Given records »

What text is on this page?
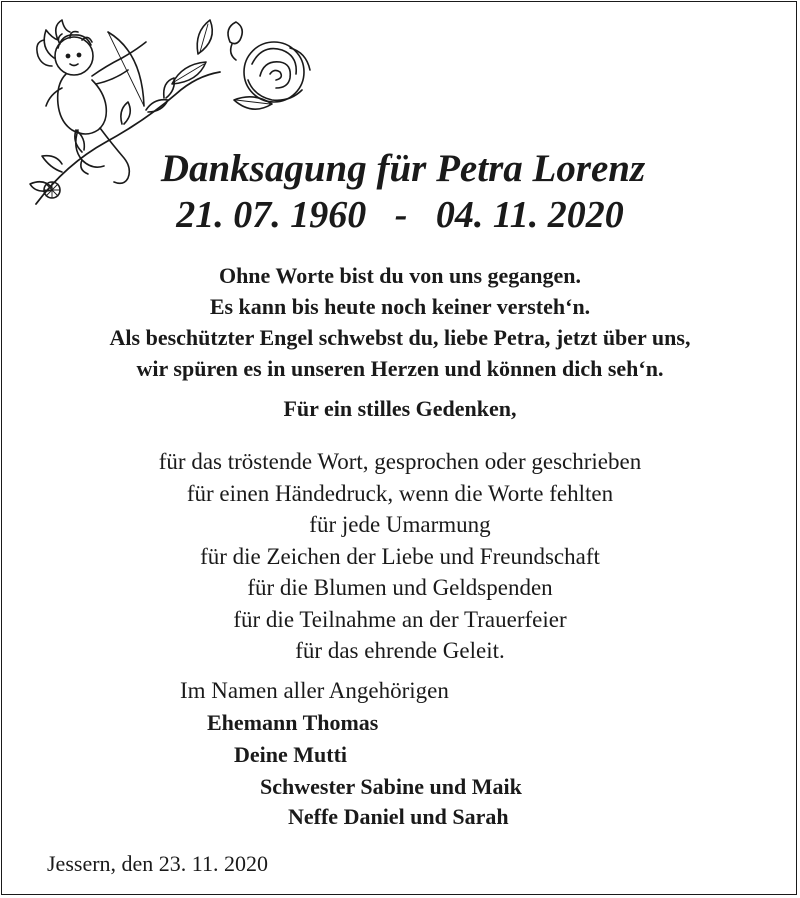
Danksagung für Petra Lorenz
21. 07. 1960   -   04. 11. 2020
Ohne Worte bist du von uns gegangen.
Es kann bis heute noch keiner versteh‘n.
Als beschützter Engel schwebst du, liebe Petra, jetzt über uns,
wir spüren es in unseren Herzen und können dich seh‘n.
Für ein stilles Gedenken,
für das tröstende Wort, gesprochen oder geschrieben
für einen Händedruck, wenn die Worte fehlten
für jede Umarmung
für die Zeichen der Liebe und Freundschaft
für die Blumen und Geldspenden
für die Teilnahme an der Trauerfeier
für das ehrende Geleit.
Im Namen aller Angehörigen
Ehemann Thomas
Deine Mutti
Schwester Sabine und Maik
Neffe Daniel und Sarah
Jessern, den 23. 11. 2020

* * *

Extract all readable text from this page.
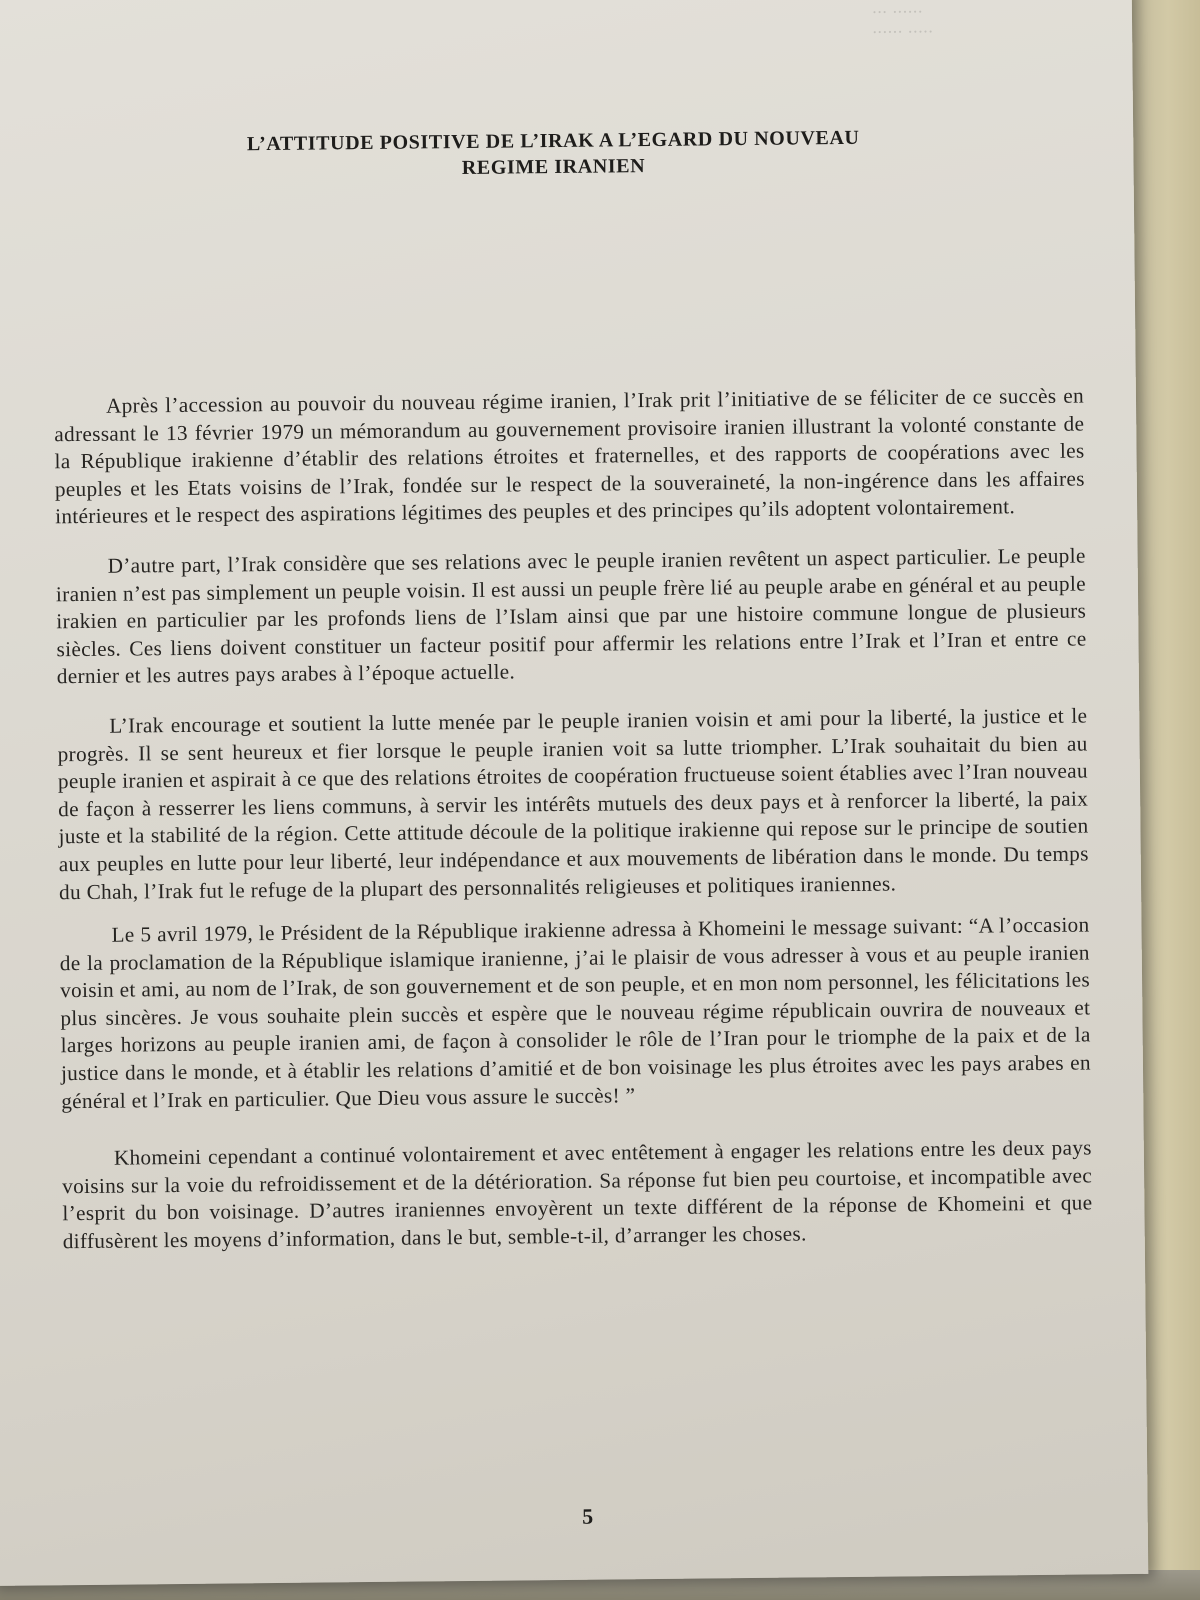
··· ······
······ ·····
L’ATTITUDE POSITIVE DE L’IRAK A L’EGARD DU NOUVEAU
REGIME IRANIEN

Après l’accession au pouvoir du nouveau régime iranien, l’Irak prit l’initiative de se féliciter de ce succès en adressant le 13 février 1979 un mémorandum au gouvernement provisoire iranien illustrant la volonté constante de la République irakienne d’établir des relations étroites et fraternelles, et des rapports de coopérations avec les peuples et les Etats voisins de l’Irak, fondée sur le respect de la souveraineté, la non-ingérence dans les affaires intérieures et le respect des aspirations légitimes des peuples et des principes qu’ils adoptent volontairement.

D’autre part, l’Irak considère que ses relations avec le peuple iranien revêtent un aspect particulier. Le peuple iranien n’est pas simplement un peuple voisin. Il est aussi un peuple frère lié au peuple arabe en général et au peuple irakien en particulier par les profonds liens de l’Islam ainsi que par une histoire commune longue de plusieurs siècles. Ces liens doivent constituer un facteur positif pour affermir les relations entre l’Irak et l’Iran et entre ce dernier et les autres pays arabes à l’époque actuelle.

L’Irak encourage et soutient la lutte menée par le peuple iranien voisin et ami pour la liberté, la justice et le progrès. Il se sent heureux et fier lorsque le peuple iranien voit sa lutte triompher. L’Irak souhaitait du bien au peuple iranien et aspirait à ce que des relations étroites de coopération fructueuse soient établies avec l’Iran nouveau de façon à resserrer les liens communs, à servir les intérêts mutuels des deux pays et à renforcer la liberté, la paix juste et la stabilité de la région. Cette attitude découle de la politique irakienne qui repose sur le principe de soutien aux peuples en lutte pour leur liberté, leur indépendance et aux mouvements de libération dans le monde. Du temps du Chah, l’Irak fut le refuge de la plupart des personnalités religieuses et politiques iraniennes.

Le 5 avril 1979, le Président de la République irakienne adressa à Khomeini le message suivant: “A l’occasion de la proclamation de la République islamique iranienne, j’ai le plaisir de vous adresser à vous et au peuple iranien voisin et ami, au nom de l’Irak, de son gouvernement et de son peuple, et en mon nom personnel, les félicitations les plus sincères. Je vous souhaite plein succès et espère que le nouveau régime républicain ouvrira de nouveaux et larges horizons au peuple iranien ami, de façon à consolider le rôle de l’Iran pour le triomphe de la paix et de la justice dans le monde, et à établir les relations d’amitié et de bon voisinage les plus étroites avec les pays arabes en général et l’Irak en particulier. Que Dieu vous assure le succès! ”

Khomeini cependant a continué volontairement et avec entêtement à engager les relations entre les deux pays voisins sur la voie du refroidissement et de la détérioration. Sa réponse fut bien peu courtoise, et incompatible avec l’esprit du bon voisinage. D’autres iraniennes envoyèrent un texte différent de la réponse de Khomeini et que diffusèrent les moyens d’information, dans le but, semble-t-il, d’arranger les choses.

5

Task instructions » Report each line in the data that holds the word "Worte".

Task output »
Ohne Worte bist du von uns gegangen.
für einen Händedruck, wenn die Worte fehlten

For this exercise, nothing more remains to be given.